### What the exercise asks
Output the entries verbatim, including every line.

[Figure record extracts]
──────
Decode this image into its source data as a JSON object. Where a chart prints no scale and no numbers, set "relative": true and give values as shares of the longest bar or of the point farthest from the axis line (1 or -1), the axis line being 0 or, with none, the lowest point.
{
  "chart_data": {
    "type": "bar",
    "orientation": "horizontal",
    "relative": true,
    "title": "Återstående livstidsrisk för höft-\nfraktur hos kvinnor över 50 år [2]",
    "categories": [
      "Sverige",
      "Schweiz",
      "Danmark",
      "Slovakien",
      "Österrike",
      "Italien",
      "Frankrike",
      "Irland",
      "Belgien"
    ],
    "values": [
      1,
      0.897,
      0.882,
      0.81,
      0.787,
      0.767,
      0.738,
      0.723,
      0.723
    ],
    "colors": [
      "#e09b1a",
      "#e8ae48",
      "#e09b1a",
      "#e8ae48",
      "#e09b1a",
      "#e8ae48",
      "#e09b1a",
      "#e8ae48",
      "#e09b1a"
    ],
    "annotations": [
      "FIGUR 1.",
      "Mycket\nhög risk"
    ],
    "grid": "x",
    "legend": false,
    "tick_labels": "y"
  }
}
──────
### Right answer
Decode this image into its source data as a JSON object. Where a chart prints no scale and no numbers, set "relative": true and give values as shares of the longest bar or of the point farthest from the axis line (1 or -1), the axis line being 0 or, with none, the lowest point.
{
  "chart_data": {
    "type": "bar",
    "orientation": "horizontal",
    "relative": true,
    "title": "Återstående livstidsrisk för höft-\nfraktur hos kvinnor över 50 år [2]",
    "categories": [
      "Sverige",
      "Schweiz",
      "Danmark",
      "Slovakien",
      "Österrike",
      "Italien",
      "Frankrike",
      "Irland",
      "Belgien"
    ],
    "values": [
      1,
      0.897,
      0.882,
      0.81,
      0.787,
      0.767,
      0.738,
      0.723,
      0.723
    ],
    "colors": [
      "#e09b1a",
      "#e8ae48",
      "#e09b1a",
      "#e8ae48",
      "#e09b1a",
      "#e8ae48",
      "#e09b1a",
      "#e8ae48",
      "#e09b1a"
    ],
    "annotations": [
      "FIGUR 1.",
      "Mycket\nhög risk"
    ],
    "grid": "x",
    "legend": false,
    "tick_labels": "y"
  }
}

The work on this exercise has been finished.